• Written request: Copy from the passage on applying facts available below, starting with "Therefore, pursuant to" and going on through "in this case.".

• Supplied passage:

Application of Facts Available
Section 776(a) of the Act provides that the Department shall, subject to section 782(d) of the Act, apply “the facts otherwise available” if (1) necessary information is not available on the record of an antidumping proceeding or (2) an interested party or any other person: (A) withholds information that has been requested by the administering authority; (B) fails to provide such information by the deadlines for the submission of the information or in the form and manner requested, subject to subsections (c)(1) and (e) of section 782 of the Act; (C) significantly impedes a proceeding under this title; or (D) provides such information but the information cannot be verified as provided in section 782(i) of the Act.
Where the Department determines that a response to a request for information does not comply with the request, section 782(d) of the Act provides that the Department will so inform the party submitting the response and will, to the extent practicable, provide that party with an opportunity to remedy or explain the deficiency. Section 782(e) of the Act provides that the Department “shall not decline to consider information that is submitted by an interested party and is necessary to the determination but does not meet all the applicable requirements established by the administering authority” if the information is submitted in a timely manner, can be verified, is not so incomplete that it cannot be used, and the interested party acted to the best of its ability in providing the information.
In this case, Samsung and Whirlpool stated in letters dated March 23 and March 26, 2012, respectively, that they would not be responding to the Department's questionnaire or otherwise participating in this investigation. Thus, the Department preliminarily determines that necessary information is not available on the record to serve as the basis for the calculation of margins for Samsung and Whirlpool. See section 776(a)(1) of the Act. We also preliminarily find that Samsung and Whirlpool have withheld information requested by the Department and significantly impeded the proceeding. See section 776(a)(2)(A) and (C) of the Act.
Therefore, pursuant to sections 776(a)(1) and 776(a)(2)(A) and (C) of the Act, the Department preliminarily determines that the use of the facts otherwise available is warranted for Samsung and Whirlpool. Because Samsung and Whirlpool failed to provide any information in this investigation, sections 782(d) and (e) of the Act are not applicable in this case.

• Dataset excerpt:
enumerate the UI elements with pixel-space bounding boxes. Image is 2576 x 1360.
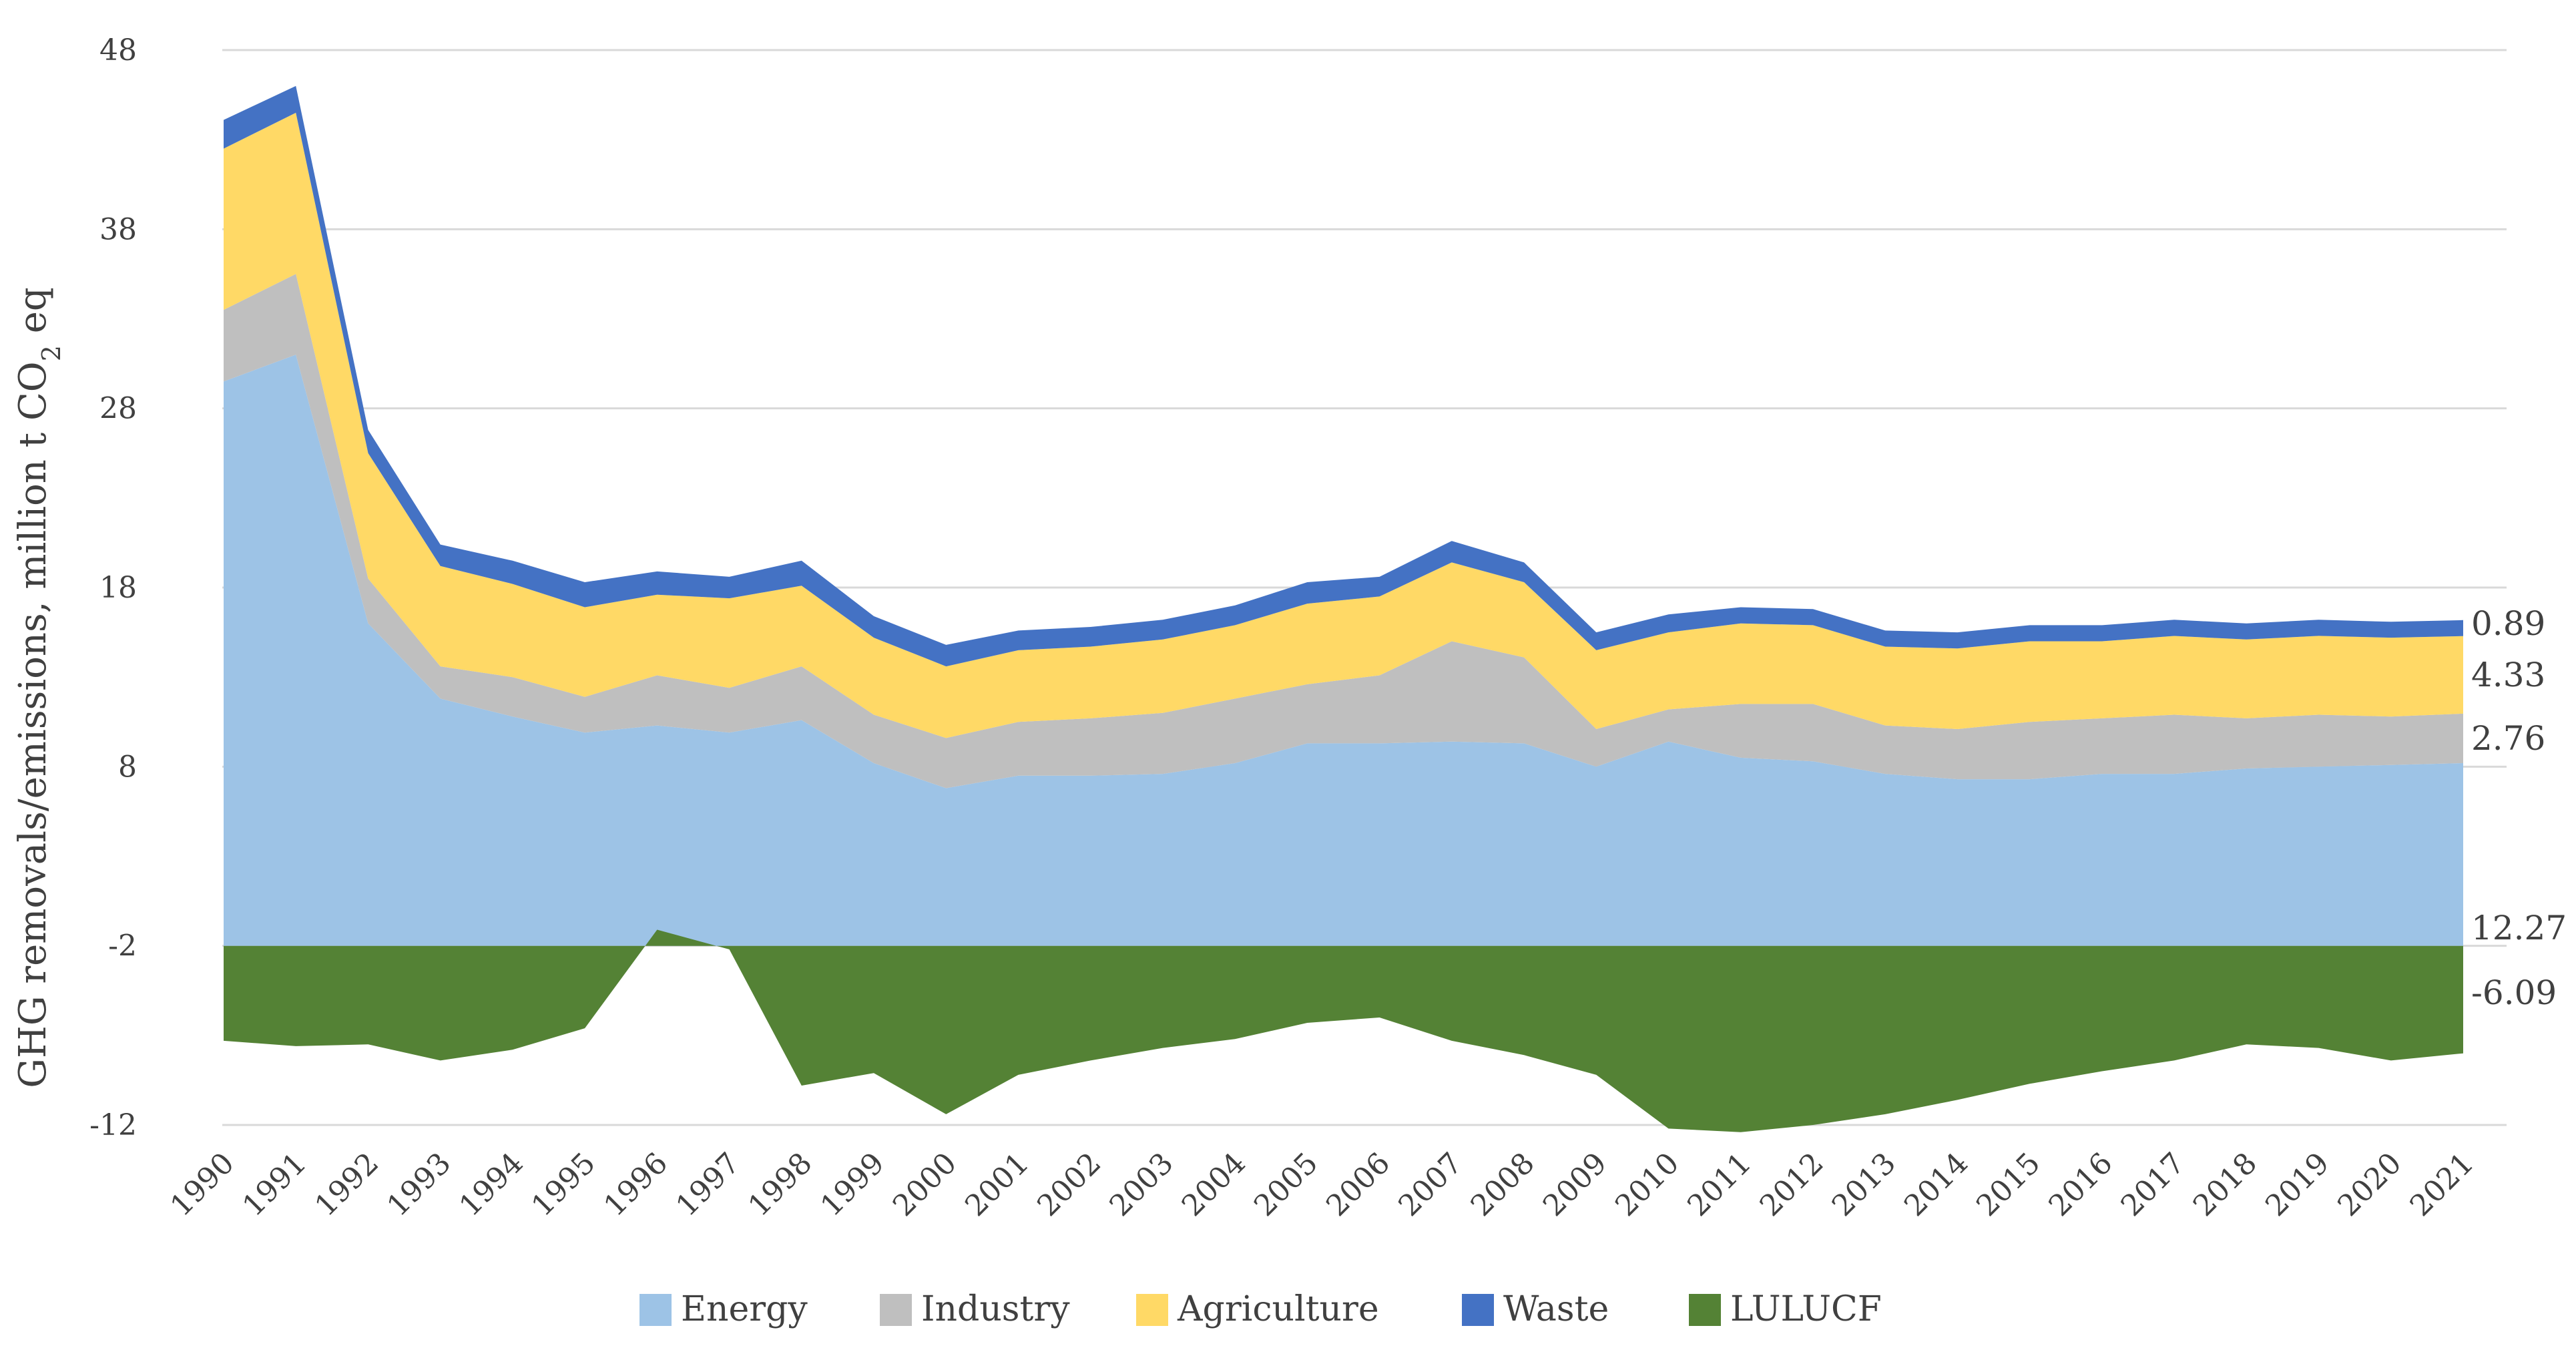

• Expected output:
Therefore, pursuant to sections 776(a)(1) and 776(a)(2)(A) and (C) of the Act, the Department preliminarily determines that the use of the facts otherwise available is warranted for Samsung and Whirlpool. Because Samsung and Whirlpool failed to provide any information in this investigation, sections 782(d) and (e) of the Act are not applicable in this case.